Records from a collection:
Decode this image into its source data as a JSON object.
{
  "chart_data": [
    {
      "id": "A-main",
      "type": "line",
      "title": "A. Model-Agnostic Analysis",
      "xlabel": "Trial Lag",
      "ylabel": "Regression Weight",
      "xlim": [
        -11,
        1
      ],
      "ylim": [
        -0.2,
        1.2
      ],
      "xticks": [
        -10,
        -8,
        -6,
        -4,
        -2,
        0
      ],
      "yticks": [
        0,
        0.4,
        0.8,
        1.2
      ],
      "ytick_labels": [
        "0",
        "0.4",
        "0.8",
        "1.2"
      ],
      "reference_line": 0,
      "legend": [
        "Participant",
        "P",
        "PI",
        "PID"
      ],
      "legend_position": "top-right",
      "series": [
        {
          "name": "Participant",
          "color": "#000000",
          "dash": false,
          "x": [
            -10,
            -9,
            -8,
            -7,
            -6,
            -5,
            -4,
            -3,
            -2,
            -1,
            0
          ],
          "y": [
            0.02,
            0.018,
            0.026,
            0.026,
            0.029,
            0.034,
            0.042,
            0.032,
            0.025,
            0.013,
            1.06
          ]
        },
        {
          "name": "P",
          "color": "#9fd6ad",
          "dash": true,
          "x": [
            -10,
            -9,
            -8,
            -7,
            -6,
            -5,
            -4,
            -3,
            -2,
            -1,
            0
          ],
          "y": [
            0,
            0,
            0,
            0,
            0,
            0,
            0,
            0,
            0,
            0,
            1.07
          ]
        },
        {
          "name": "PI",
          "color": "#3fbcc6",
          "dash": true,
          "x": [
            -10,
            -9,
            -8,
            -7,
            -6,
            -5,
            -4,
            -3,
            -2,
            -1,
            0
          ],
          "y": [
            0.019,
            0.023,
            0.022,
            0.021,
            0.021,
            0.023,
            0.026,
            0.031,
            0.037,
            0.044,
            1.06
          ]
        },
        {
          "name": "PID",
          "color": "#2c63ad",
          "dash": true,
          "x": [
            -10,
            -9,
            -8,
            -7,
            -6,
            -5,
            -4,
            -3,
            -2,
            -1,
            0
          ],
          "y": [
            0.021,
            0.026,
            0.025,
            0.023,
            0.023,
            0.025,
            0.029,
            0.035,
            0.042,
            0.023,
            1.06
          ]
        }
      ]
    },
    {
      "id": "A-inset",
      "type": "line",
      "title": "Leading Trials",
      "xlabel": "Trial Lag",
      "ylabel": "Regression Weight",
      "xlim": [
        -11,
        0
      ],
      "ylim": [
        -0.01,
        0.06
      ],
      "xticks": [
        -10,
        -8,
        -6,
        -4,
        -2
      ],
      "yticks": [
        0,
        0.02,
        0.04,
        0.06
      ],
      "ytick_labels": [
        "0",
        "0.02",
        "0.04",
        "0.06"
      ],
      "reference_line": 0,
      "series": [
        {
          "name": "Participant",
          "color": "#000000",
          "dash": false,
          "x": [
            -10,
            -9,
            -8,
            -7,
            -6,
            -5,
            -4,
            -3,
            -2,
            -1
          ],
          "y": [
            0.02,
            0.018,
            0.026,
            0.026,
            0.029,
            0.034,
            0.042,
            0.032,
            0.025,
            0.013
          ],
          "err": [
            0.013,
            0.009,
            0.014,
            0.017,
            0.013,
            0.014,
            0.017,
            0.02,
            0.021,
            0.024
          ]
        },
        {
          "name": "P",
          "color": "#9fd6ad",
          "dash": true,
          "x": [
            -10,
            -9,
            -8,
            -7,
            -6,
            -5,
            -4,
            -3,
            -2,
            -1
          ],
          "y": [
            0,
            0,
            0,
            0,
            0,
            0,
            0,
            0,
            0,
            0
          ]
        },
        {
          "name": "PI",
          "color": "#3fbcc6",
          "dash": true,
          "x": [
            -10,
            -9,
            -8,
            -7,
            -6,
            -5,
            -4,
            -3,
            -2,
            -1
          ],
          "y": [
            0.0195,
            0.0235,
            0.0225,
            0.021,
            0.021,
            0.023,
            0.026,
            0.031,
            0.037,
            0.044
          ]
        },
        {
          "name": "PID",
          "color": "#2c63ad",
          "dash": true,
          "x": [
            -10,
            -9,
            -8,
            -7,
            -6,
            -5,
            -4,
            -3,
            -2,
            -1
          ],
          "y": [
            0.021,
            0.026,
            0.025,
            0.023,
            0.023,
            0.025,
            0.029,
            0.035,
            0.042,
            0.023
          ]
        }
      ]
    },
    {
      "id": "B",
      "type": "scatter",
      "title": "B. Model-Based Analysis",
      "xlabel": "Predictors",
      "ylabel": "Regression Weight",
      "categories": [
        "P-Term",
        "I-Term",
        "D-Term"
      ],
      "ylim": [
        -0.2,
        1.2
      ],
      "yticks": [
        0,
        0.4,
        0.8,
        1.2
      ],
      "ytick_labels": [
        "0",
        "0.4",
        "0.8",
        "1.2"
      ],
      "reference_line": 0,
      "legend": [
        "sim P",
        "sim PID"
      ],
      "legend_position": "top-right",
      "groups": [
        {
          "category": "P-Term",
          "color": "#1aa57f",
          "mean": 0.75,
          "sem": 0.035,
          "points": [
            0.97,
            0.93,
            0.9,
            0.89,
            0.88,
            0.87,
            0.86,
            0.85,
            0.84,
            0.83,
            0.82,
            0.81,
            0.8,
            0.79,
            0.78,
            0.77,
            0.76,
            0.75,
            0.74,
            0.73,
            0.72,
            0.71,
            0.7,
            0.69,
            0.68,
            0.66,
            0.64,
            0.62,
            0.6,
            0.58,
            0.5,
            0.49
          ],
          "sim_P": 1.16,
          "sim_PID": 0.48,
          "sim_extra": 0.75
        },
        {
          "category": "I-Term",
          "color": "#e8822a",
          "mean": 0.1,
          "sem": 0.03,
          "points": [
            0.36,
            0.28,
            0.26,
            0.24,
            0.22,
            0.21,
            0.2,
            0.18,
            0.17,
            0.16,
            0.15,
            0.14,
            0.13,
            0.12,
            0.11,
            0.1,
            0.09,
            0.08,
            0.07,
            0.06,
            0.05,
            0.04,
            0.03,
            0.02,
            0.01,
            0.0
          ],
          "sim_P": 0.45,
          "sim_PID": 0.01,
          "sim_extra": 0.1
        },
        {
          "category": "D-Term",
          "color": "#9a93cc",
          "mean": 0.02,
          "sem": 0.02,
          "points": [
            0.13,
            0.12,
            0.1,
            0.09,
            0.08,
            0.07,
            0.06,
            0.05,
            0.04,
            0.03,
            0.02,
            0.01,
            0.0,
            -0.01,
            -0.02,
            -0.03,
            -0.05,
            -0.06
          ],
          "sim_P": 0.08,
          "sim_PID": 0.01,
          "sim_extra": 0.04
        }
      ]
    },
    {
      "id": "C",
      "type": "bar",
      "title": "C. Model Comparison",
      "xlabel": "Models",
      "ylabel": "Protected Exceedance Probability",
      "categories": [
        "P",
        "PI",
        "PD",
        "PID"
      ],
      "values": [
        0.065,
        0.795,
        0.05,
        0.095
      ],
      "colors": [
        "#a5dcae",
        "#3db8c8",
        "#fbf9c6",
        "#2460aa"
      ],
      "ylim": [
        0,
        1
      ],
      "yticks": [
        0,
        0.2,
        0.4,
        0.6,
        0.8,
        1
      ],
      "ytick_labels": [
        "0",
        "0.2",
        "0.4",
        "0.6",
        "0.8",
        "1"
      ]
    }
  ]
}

* AIM OF THE EXERCISE: The records above are to be repeated exactly, in their entirety.

* ANSWER TO THE TASK:
Decode this image into its source data as a JSON object.
{
  "chart_data": [
    {
      "id": "A-main",
      "type": "line",
      "title": "A. Model-Agnostic Analysis",
      "xlabel": "Trial Lag",
      "ylabel": "Regression Weight",
      "xlim": [
        -11,
        1
      ],
      "ylim": [
        -0.2,
        1.2
      ],
      "xticks": [
        -10,
        -8,
        -6,
        -4,
        -2,
        0
      ],
      "yticks": [
        0,
        0.4,
        0.8,
        1.2
      ],
      "ytick_labels": [
        "0",
        "0.4",
        "0.8",
        "1.2"
      ],
      "reference_line": 0,
      "legend": [
        "Participant",
        "P",
        "PI",
        "PID"
      ],
      "legend_position": "top-right",
      "series": [
        {
          "name": "Participant",
          "color": "#000000",
          "dash": false,
          "x": [
            -10,
            -9,
            -8,
            -7,
            -6,
            -5,
            -4,
            -3,
            -2,
            -1,
            0
          ],
          "y": [
            0.02,
            0.018,
            0.026,
            0.026,
            0.029,
            0.034,
            0.042,
            0.032,
            0.025,
            0.013,
            1.06
          ]
        },
        {
          "name": "P",
          "color": "#9fd6ad",
          "dash": true,
          "x": [
            -10,
            -9,
            -8,
            -7,
            -6,
            -5,
            -4,
            -3,
            -2,
            -1,
            0
          ],
          "y": [
            0,
            0,
            0,
            0,
            0,
            0,
            0,
            0,
            0,
            0,
            1.07
          ]
        },
        {
          "name": "PI",
          "color": "#3fbcc6",
          "dash": true,
          "x": [
            -10,
            -9,
            -8,
            -7,
            -6,
            -5,
            -4,
            -3,
            -2,
            -1,
            0
          ],
          "y": [
            0.019,
            0.023,
            0.022,
            0.021,
            0.021,
            0.023,
            0.026,
            0.031,
            0.037,
            0.044,
            1.06
          ]
        },
        {
          "name": "PID",
          "color": "#2c63ad",
          "dash": true,
          "x": [
            -10,
            -9,
            -8,
            -7,
            -6,
            -5,
            -4,
            -3,
            -2,
            -1,
            0
          ],
          "y": [
            0.021,
            0.026,
            0.025,
            0.023,
            0.023,
            0.025,
            0.029,
            0.035,
            0.042,
            0.023,
            1.06
          ]
        }
      ]
    },
    {
      "id": "A-inset",
      "type": "line",
      "title": "Leading Trials",
      "xlabel": "Trial Lag",
      "ylabel": "Regression Weight",
      "xlim": [
        -11,
        0
      ],
      "ylim": [
        -0.01,
        0.06
      ],
      "xticks": [
        -10,
        -8,
        -6,
        -4,
        -2
      ],
      "yticks": [
        0,
        0.02,
        0.04,
        0.06
      ],
      "ytick_labels": [
        "0",
        "0.02",
        "0.04",
        "0.06"
      ],
      "reference_line": 0,
      "series": [
        {
          "name": "Participant",
          "color": "#000000",
          "dash": false,
          "x": [
            -10,
            -9,
            -8,
            -7,
            -6,
            -5,
            -4,
            -3,
            -2,
            -1
          ],
          "y": [
            0.02,
            0.018,
            0.026,
            0.026,
            0.029,
            0.034,
            0.042,
            0.032,
            0.025,
            0.013
          ],
          "err": [
            0.013,
            0.009,
            0.014,
            0.017,
            0.013,
            0.014,
            0.017,
            0.02,
            0.021,
            0.024
          ]
        },
        {
          "name": "P",
          "color": "#9fd6ad",
          "dash": true,
          "x": [
            -10,
            -9,
            -8,
            -7,
            -6,
            -5,
            -4,
            -3,
            -2,
            -1
          ],
          "y": [
            0,
            0,
            0,
            0,
            0,
            0,
            0,
            0,
            0,
            0
          ]
        },
        {
          "name": "PI",
          "color": "#3fbcc6",
          "dash": true,
          "x": [
            -10,
            -9,
            -8,
            -7,
            -6,
            -5,
            -4,
            -3,
            -2,
            -1
          ],
          "y": [
            0.0195,
            0.0235,
            0.0225,
            0.021,
            0.021,
            0.023,
            0.026,
            0.031,
            0.037,
            0.044
          ]
        },
        {
          "name": "PID",
          "color": "#2c63ad",
          "dash": true,
          "x": [
            -10,
            -9,
            -8,
            -7,
            -6,
            -5,
            -4,
            -3,
            -2,
            -1
          ],
          "y": [
            0.021,
            0.026,
            0.025,
            0.023,
            0.023,
            0.025,
            0.029,
            0.035,
            0.042,
            0.023
          ]
        }
      ]
    },
    {
      "id": "B",
      "type": "scatter",
      "title": "B. Model-Based Analysis",
      "xlabel": "Predictors",
      "ylabel": "Regression Weight",
      "categories": [
        "P-Term",
        "I-Term",
        "D-Term"
      ],
      "ylim": [
        -0.2,
        1.2
      ],
      "yticks": [
        0,
        0.4,
        0.8,
        1.2
      ],
      "ytick_labels": [
        "0",
        "0.4",
        "0.8",
        "1.2"
      ],
      "reference_line": 0,
      "legend": [
        "sim P",
        "sim PID"
      ],
      "legend_position": "top-right",
      "groups": [
        {
          "category": "P-Term",
          "color": "#1aa57f",
          "mean": 0.75,
          "sem": 0.035,
          "points": [
            0.97,
            0.93,
            0.9,
            0.89,
            0.88,
            0.87,
            0.86,
            0.85,
            0.84,
            0.83,
            0.82,
            0.81,
            0.8,
            0.79,
            0.78,
            0.77,
            0.76,
            0.75,
            0.74,
            0.73,
            0.72,
            0.71,
            0.7,
            0.69,
            0.68,
            0.66,
            0.64,
            0.62,
            0.6,
            0.58,
            0.5,
            0.49
          ],
          "sim_P": 1.16,
          "sim_PID": 0.48,
          "sim_extra": 0.75
        },
        {
          "category": "I-Term",
          "color": "#e8822a",
          "mean": 0.1,
          "sem": 0.03,
          "points": [
            0.36,
            0.28,
            0.26,
            0.24,
            0.22,
            0.21,
            0.2,
            0.18,
            0.17,
            0.16,
            0.15,
            0.14,
            0.13,
            0.12,
            0.11,
            0.1,
            0.09,
            0.08,
            0.07,
            0.06,
            0.05,
            0.04,
            0.03,
            0.02,
            0.01,
            0.0
          ],
          "sim_P": 0.45,
          "sim_PID": 0.01,
          "sim_extra": 0.1
        },
        {
          "category": "D-Term",
          "color": "#9a93cc",
          "mean": 0.02,
          "sem": 0.02,
          "points": [
            0.13,
            0.12,
            0.1,
            0.09,
            0.08,
            0.07,
            0.06,
            0.05,
            0.04,
            0.03,
            0.02,
            0.01,
            0.0,
            -0.01,
            -0.02,
            -0.03,
            -0.05,
            -0.06
          ],
          "sim_P": 0.08,
          "sim_PID": 0.01,
          "sim_extra": 0.04
        }
      ]
    },
    {
      "id": "C",
      "type": "bar",
      "title": "C. Model Comparison",
      "xlabel": "Models",
      "ylabel": "Protected Exceedance Probability",
      "categories": [
        "P",
        "PI",
        "PD",
        "PID"
      ],
      "values": [
        0.065,
        0.795,
        0.05,
        0.095
      ],
      "colors": [
        "#a5dcae",
        "#3db8c8",
        "#fbf9c6",
        "#2460aa"
      ],
      "ylim": [
        0,
        1
      ],
      "yticks": [
        0,
        0.2,
        0.4,
        0.6,
        0.8,
        1
      ],
      "ytick_labels": [
        "0",
        "0.2",
        "0.4",
        "0.6",
        "0.8",
        "1"
      ]
    }
  ]
}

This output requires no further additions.